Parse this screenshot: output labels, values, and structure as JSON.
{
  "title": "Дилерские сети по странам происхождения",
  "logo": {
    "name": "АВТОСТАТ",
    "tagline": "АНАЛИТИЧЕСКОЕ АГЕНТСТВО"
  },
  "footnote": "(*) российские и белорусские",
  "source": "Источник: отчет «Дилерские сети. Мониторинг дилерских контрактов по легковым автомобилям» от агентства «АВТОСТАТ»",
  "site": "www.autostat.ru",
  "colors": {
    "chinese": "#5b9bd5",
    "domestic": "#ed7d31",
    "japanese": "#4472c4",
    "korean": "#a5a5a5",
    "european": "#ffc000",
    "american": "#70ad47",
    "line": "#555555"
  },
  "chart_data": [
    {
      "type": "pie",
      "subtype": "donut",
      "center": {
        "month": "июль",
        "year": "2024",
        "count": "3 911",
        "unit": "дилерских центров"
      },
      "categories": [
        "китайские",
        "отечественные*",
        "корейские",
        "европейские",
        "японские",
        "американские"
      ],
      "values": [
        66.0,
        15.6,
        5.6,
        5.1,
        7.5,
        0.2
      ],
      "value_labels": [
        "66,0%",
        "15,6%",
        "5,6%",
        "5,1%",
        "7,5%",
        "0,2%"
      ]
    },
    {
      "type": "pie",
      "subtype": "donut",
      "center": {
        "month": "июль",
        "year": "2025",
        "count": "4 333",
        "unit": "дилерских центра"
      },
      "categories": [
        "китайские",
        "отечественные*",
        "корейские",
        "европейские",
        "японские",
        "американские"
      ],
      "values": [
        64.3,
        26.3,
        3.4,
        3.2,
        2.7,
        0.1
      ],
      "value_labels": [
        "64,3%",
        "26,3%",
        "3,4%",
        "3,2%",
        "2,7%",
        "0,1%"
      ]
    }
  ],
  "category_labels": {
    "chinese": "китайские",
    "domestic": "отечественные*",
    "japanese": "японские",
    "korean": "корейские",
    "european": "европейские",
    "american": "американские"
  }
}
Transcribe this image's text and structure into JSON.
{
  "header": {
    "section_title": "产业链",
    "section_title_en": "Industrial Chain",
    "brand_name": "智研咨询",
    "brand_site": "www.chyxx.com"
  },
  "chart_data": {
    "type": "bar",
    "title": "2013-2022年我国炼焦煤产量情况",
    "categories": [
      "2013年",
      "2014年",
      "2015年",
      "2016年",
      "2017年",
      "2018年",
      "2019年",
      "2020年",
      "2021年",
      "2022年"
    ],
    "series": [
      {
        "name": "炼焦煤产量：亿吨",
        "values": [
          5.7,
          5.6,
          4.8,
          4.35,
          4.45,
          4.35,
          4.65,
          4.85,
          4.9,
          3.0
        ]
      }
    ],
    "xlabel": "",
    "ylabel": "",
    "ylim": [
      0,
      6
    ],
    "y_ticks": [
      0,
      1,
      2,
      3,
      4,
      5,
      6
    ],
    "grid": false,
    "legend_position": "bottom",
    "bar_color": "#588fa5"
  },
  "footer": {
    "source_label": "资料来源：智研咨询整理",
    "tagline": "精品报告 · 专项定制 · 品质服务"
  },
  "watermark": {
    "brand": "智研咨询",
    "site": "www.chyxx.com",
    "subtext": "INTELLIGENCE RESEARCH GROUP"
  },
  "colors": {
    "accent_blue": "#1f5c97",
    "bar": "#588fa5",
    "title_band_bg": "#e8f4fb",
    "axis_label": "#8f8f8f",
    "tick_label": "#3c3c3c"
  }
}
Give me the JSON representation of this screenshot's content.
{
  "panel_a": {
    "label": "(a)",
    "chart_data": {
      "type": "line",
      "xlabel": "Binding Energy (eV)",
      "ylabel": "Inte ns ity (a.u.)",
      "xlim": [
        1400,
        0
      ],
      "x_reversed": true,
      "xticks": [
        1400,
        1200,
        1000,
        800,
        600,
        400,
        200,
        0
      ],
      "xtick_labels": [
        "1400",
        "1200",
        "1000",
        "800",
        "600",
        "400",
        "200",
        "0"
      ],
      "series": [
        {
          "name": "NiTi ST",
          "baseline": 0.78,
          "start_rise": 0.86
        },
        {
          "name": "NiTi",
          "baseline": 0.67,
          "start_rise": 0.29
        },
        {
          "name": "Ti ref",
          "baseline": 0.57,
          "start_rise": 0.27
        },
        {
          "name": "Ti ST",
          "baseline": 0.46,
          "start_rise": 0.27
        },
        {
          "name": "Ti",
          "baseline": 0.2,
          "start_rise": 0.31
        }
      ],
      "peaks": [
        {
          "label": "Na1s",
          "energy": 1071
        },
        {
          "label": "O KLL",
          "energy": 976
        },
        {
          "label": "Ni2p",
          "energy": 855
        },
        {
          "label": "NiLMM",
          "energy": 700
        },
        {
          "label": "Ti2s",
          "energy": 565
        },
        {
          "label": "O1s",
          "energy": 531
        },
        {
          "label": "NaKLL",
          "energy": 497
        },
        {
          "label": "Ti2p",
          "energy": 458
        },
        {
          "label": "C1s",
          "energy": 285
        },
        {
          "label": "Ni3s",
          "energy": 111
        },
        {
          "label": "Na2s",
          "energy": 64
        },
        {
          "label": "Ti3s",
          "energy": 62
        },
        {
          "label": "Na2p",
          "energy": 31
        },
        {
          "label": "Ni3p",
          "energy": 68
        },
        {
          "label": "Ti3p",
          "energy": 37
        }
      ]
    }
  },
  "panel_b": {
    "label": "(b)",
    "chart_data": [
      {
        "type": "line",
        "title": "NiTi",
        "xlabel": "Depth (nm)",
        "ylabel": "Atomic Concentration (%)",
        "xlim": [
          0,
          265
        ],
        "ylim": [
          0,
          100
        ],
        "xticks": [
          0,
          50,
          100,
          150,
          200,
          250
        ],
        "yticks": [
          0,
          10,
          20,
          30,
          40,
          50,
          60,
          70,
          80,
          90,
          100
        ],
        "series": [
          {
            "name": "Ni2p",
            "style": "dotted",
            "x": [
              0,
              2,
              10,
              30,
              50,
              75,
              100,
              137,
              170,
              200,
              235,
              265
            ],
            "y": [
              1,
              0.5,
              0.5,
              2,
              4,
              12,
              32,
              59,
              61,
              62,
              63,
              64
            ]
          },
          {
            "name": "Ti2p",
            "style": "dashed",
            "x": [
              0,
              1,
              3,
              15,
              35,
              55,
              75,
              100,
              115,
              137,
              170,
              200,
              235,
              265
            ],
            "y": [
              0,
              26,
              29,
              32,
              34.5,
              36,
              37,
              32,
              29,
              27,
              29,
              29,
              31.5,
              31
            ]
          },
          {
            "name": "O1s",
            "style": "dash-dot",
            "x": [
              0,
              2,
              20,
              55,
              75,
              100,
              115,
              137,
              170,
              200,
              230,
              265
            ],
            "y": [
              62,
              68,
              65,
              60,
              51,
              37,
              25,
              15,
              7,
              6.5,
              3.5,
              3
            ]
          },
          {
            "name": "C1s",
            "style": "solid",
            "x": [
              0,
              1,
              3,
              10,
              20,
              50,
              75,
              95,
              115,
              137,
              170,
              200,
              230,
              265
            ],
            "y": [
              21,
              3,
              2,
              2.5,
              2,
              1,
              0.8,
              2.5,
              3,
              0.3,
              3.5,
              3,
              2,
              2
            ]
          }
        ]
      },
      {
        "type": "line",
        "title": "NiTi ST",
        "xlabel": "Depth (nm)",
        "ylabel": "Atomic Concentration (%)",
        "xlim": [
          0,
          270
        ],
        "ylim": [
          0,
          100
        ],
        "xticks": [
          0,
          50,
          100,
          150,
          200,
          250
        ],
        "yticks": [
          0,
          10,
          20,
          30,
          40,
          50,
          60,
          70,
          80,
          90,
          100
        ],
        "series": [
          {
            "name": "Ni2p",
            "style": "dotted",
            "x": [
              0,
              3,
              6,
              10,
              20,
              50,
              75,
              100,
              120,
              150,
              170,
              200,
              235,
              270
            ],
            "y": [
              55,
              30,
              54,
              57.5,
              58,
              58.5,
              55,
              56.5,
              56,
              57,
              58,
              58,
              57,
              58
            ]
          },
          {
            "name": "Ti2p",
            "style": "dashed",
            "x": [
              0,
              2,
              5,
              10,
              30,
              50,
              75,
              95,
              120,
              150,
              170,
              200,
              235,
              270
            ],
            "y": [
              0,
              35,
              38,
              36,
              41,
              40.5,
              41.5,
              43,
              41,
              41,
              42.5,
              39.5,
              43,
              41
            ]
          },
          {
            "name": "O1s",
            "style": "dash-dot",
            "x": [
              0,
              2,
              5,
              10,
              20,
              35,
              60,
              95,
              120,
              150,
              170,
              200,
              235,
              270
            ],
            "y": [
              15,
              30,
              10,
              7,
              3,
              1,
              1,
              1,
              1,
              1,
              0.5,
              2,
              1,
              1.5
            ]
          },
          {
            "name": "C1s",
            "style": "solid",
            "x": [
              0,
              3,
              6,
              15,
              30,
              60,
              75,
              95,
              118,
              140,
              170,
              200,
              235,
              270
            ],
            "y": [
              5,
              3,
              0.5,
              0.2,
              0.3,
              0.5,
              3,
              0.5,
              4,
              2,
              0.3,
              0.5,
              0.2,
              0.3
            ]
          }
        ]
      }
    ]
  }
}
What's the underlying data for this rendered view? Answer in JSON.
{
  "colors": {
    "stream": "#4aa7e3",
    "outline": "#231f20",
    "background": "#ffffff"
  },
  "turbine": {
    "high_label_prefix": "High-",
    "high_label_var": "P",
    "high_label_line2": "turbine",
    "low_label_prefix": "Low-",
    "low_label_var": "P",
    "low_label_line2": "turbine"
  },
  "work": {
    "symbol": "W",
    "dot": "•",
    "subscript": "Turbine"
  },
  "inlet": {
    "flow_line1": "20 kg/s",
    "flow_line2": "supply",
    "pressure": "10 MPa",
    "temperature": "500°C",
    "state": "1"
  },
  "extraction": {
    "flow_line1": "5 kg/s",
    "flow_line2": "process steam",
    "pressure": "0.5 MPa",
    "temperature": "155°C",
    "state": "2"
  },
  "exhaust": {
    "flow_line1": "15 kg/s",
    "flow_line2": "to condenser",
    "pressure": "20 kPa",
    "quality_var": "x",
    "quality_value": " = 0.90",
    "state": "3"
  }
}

### [WHAT THE TASK REQUIRES]
Find the lines above holding the word "ylabel" and show them.

### [RESULT OF THIS EXERCISE]
    "ylabel": "",
      "ylabel": "Inte ns ity (a.u.)",
        "ylabel": "Atomic Concentration (%)",
        "ylabel": "Atomic Concentration (%)",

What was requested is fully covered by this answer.